Count how many lines include "Other" and answer with that number only.
-- Start ITEMS --
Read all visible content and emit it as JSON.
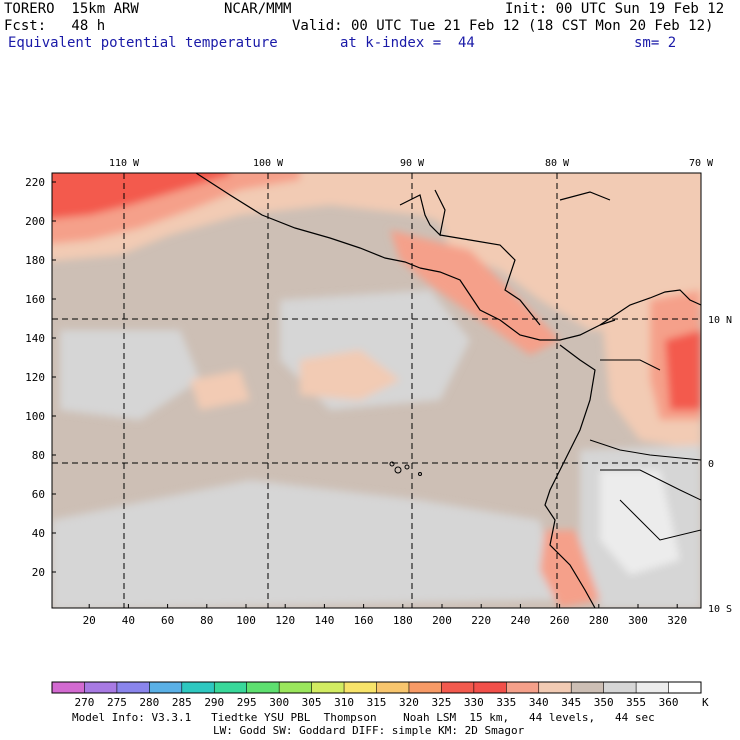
{
  "header": {
    "model": "TORERO  15km ARW",
    "org": "NCAR/MMM",
    "init": "Init: 00 UTC Sun 19 Feb 12",
    "fcst": "Fcst:   48 h",
    "valid": "Valid: 00 UTC Tue 21 Feb 12 (18 CST Mon 20 Feb 12)",
    "field": "Equivalent potential temperature",
    "level": "at k-index =  44",
    "smooth": "sm= 2"
  },
  "map": {
    "lon_labels": [
      "110 W",
      "100 W",
      "90 W",
      "80 W",
      "70 W"
    ],
    "lat_labels": [
      "10 N",
      "0",
      "10 S"
    ],
    "x_ticks": [
      "20",
      "40",
      "60",
      "80",
      "100",
      "120",
      "140",
      "160",
      "180",
      "200",
      "220",
      "240",
      "260",
      "280",
      "300",
      "320"
    ],
    "y_ticks": [
      "20",
      "40",
      "60",
      "80",
      "100",
      "120",
      "140",
      "160",
      "180",
      "200",
      "220"
    ]
  },
  "colorbar": {
    "labels": [
      "270",
      "275",
      "280",
      "285",
      "290",
      "295",
      "300",
      "305",
      "310",
      "315",
      "320",
      "325",
      "330",
      "335",
      "340",
      "345",
      "350",
      "355",
      "360"
    ],
    "unit": "K",
    "colors": [
      "#d36ad1",
      "#a87ae3",
      "#8a85ec",
      "#5ab0e6",
      "#2ec8c0",
      "#38d89a",
      "#5ee070",
      "#9ae65c",
      "#d2ec62",
      "#f8e46a",
      "#f8c66e",
      "#f79a66",
      "#f35a4e",
      "#f2504a",
      "#f5a08a",
      "#f2cbb4",
      "#cdbfb5",
      "#d6d6d6",
      "#ececec",
      "#ffffff"
    ]
  },
  "footer": {
    "line1": "Model Info: V3.3.1   Tiedtke YSU PBL  Thompson    Noah LSM  15 km,   44 levels,   44 sec",
    "line2": "LW: Godd SW: Goddard DIFF: simple KM: 2D Smagor"
  }
}
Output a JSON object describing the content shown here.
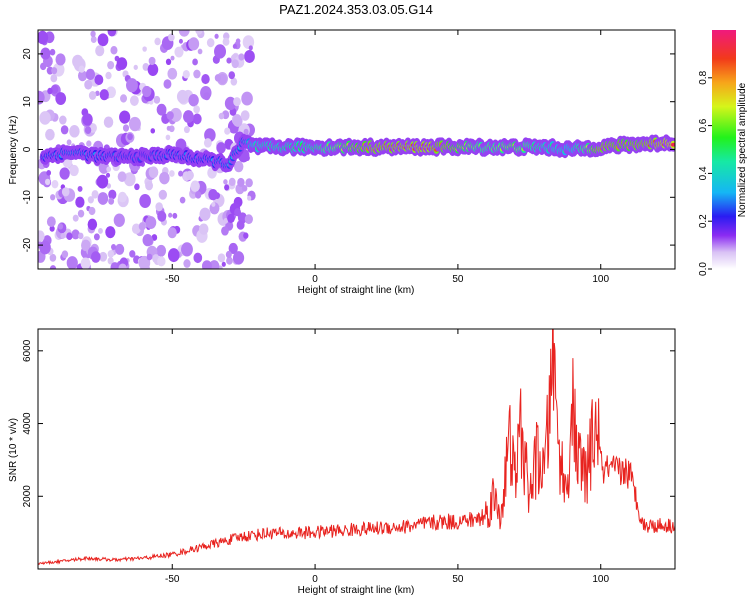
{
  "title": "PAZ1.2024.353.03.05.G14",
  "chart_data": [
    {
      "type": "heatmap",
      "xlabel": "Height of straight line (km)",
      "ylabel": "Frequency (Hz)",
      "xlim": [
        -97,
        126
      ],
      "ylim": [
        -25,
        25
      ],
      "x_ticks": [
        -50,
        0,
        50,
        100
      ],
      "y_ticks": [
        -20,
        -10,
        0,
        10,
        20
      ],
      "colorbar": {
        "label": "Normalized spectral amplitude",
        "range": [
          0,
          1
        ],
        "ticks": [
          0.0,
          0.2,
          0.4,
          0.6,
          0.8
        ]
      },
      "ridge": [
        {
          "x": -95,
          "y": -1.5,
          "amp": 0.3
        },
        {
          "x": -85,
          "y": -0.5,
          "amp": 0.35
        },
        {
          "x": -75,
          "y": -1.5,
          "amp": 0.3
        },
        {
          "x": -60,
          "y": -1.5,
          "amp": 0.25
        },
        {
          "x": -50,
          "y": -1.0,
          "amp": 0.3
        },
        {
          "x": -40,
          "y": -2.0,
          "amp": 0.3
        },
        {
          "x": -30,
          "y": -3.0,
          "amp": 0.35
        },
        {
          "x": -25,
          "y": 1.5,
          "amp": 0.35
        },
        {
          "x": -20,
          "y": 0.5,
          "amp": 0.5
        },
        {
          "x": 0,
          "y": 0.5,
          "amp": 0.55
        },
        {
          "x": 20,
          "y": 0.5,
          "amp": 0.85
        },
        {
          "x": 40,
          "y": 0.5,
          "amp": 0.9
        },
        {
          "x": 50,
          "y": 0.5,
          "amp": 0.75
        },
        {
          "x": 60,
          "y": 0.5,
          "amp": 0.6
        },
        {
          "x": 70,
          "y": 0.5,
          "amp": 0.7
        },
        {
          "x": 80,
          "y": 0.5,
          "amp": 0.5
        },
        {
          "x": 90,
          "y": 0.0,
          "amp": 0.45
        },
        {
          "x": 100,
          "y": 0.5,
          "amp": 0.85
        },
        {
          "x": 110,
          "y": 1.0,
          "amp": 0.8
        },
        {
          "x": 126,
          "y": 1.5,
          "amp": 0.95
        }
      ]
    },
    {
      "type": "line",
      "xlabel": "Height of straight line (km)",
      "ylabel": "SNR (10 * v/v)",
      "xlim": [
        -97,
        126
      ],
      "ylim": [
        0,
        6600
      ],
      "x_ticks": [
        -50,
        0,
        50,
        100
      ],
      "y_ticks": [
        2000,
        4000,
        6000
      ],
      "series": [
        {
          "color": "#e8231f",
          "x": [
            -97,
            -90,
            -80,
            -70,
            -60,
            -50,
            -45,
            -40,
            -35,
            -30,
            -25,
            -20,
            -15,
            -10,
            -5,
            0,
            5,
            10,
            15,
            20,
            25,
            30,
            35,
            40,
            45,
            50,
            55,
            58,
            60,
            62,
            65,
            68,
            70,
            72,
            75,
            78,
            80,
            82,
            83,
            85,
            88,
            90,
            92,
            95,
            97,
            99,
            100,
            102,
            105,
            108,
            110,
            115,
            120,
            126
          ],
          "y": [
            150,
            200,
            300,
            250,
            300,
            400,
            500,
            600,
            700,
            800,
            900,
            950,
            1000,
            950,
            1000,
            1000,
            1050,
            1050,
            1100,
            1100,
            1150,
            1150,
            1200,
            1250,
            1300,
            1300,
            1350,
            1400,
            1500,
            2000,
            1500,
            3500,
            2500,
            3800,
            2000,
            3200,
            2500,
            4200,
            6500,
            3500,
            2000,
            4500,
            3000,
            2500,
            3500,
            4000,
            2800,
            2700,
            2650,
            2700,
            2650,
            1200,
            1200,
            1200
          ]
        }
      ]
    }
  ]
}
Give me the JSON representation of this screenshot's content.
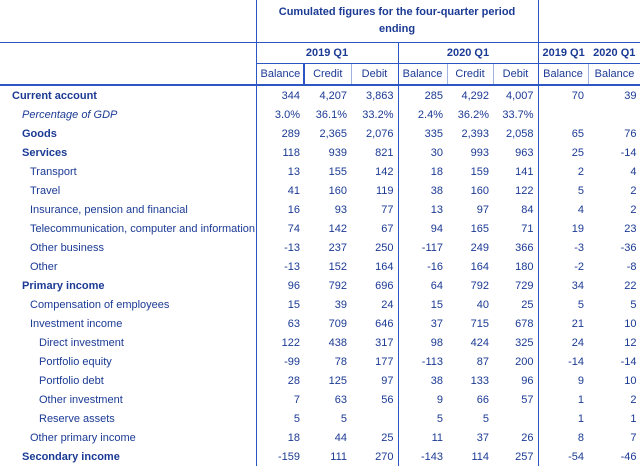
{
  "header": {
    "group_title": "Cumulated figures for the four-quarter period ending",
    "periods": [
      "2019 Q1",
      "2020 Q1"
    ],
    "quarter_periods": [
      "2019 Q1",
      "2020 Q1"
    ],
    "columns": [
      "Balance",
      "Credit",
      "Debit",
      "Balance",
      "Credit",
      "Debit",
      "Balance",
      "Balance"
    ]
  },
  "rows": [
    {
      "label": "Current account",
      "style": "bold l0",
      "v": [
        "344",
        "4,207",
        "3,863",
        "285",
        "4,292",
        "4,007",
        "70",
        "39"
      ]
    },
    {
      "label": "Percentage of GDP",
      "style": "ital l1",
      "v": [
        "3.0%",
        "36.1%",
        "33.2%",
        "2.4%",
        "36.2%",
        "33.7%",
        "",
        ""
      ]
    },
    {
      "label": "Goods",
      "style": "bold l1",
      "v": [
        "289",
        "2,365",
        "2,076",
        "335",
        "2,393",
        "2,058",
        "65",
        "76"
      ]
    },
    {
      "label": "Services",
      "style": "bold l1",
      "v": [
        "118",
        "939",
        "821",
        "30",
        "993",
        "963",
        "25",
        "-14"
      ]
    },
    {
      "label": "Transport",
      "style": "l2",
      "v": [
        "13",
        "155",
        "142",
        "18",
        "159",
        "141",
        "2",
        "4"
      ]
    },
    {
      "label": "Travel",
      "style": "l2",
      "v": [
        "41",
        "160",
        "119",
        "38",
        "160",
        "122",
        "5",
        "2"
      ]
    },
    {
      "label": "Insurance, pension and financial",
      "style": "l2",
      "v": [
        "16",
        "93",
        "77",
        "13",
        "97",
        "84",
        "4",
        "2"
      ]
    },
    {
      "label": "Telecommunication, computer and information",
      "style": "l2",
      "v": [
        "74",
        "142",
        "67",
        "94",
        "165",
        "71",
        "19",
        "23"
      ]
    },
    {
      "label": "Other business",
      "style": "l2",
      "v": [
        "-13",
        "237",
        "250",
        "-117",
        "249",
        "366",
        "-3",
        "-36"
      ]
    },
    {
      "label": "Other",
      "style": "l2",
      "v": [
        "-13",
        "152",
        "164",
        "-16",
        "164",
        "180",
        "-2",
        "-8"
      ]
    },
    {
      "label": "Primary income",
      "style": "bold l1",
      "v": [
        "96",
        "792",
        "696",
        "64",
        "792",
        "729",
        "34",
        "22"
      ]
    },
    {
      "label": "Compensation of employees",
      "style": "l2",
      "v": [
        "15",
        "39",
        "24",
        "15",
        "40",
        "25",
        "5",
        "5"
      ]
    },
    {
      "label": "Investment income",
      "style": "l2",
      "v": [
        "63",
        "709",
        "646",
        "37",
        "715",
        "678",
        "21",
        "10"
      ]
    },
    {
      "label": "Direct investment",
      "style": "l3",
      "v": [
        "122",
        "438",
        "317",
        "98",
        "424",
        "325",
        "24",
        "12"
      ]
    },
    {
      "label": "Portfolio equity",
      "style": "l3",
      "v": [
        "-99",
        "78",
        "177",
        "-113",
        "87",
        "200",
        "-14",
        "-14"
      ]
    },
    {
      "label": "Portfolio debt",
      "style": "l3",
      "v": [
        "28",
        "125",
        "97",
        "38",
        "133",
        "96",
        "9",
        "10"
      ]
    },
    {
      "label": "Other investment",
      "style": "l3",
      "v": [
        "7",
        "63",
        "56",
        "9",
        "66",
        "57",
        "1",
        "2"
      ]
    },
    {
      "label": "Reserve assets",
      "style": "l3",
      "v": [
        "5",
        "5",
        "",
        "5",
        "5",
        "",
        "1",
        "1"
      ]
    },
    {
      "label": "Other primary income",
      "style": "l2",
      "v": [
        "18",
        "44",
        "25",
        "11",
        "37",
        "26",
        "8",
        "7"
      ]
    },
    {
      "label": "Secondary income",
      "style": "bold l1",
      "v": [
        "-159",
        "111",
        "270",
        "-143",
        "114",
        "257",
        "-54",
        "-46"
      ]
    }
  ]
}
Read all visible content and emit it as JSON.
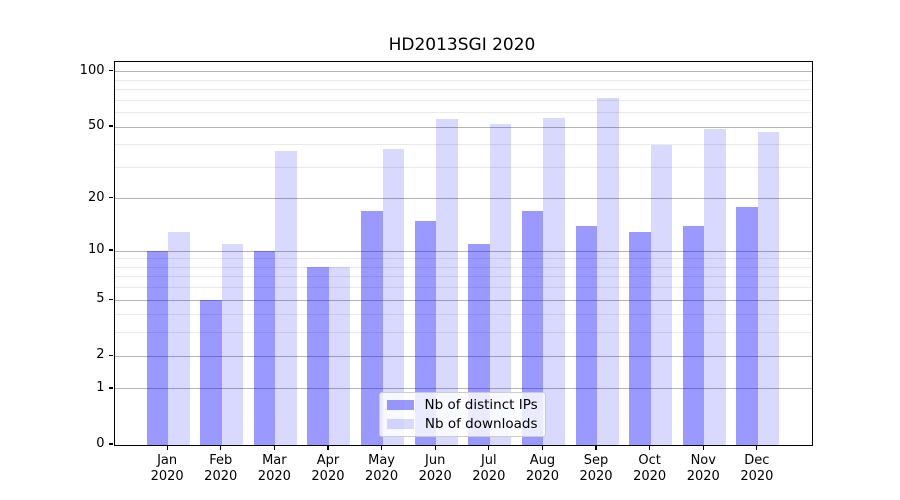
{
  "chart_data": {
    "type": "bar",
    "title": "HD2013SGI 2020",
    "categories": [
      "Jan",
      "Feb",
      "Mar",
      "Apr",
      "May",
      "Jun",
      "Jul",
      "Aug",
      "Sep",
      "Oct",
      "Nov",
      "Dec"
    ],
    "category_year": "2020",
    "series": [
      {
        "name": "Nb of distinct IPs",
        "color": "rgba(0,0,255,0.4)",
        "values": [
          10,
          5,
          10,
          8,
          17,
          15,
          11,
          17,
          14,
          13,
          14,
          18
        ]
      },
      {
        "name": "Nb of downloads",
        "color": "rgba(0,0,255,0.15)",
        "values": [
          13,
          11,
          37,
          8,
          38,
          55,
          52,
          56,
          72,
          40,
          49,
          47
        ]
      }
    ],
    "xlabel": "",
    "ylabel": "",
    "yscale": "log1p",
    "ylim": [
      0,
      113
    ],
    "yticks_major": [
      0,
      1,
      2,
      5,
      10,
      20,
      50,
      100
    ],
    "yticks_minor": [
      3,
      4,
      6,
      7,
      8,
      9,
      30,
      40,
      60,
      70,
      80,
      90
    ],
    "grid": true,
    "legend_position": "lower center",
    "colors": {
      "major_grid": "#b4b4b4",
      "minor_grid": "#e9e9e9",
      "spine": "#000000",
      "background": "#ffffff",
      "text": "#000000"
    }
  }
}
-- End ITEMS --
**OUTPUT OF THE TASK**
4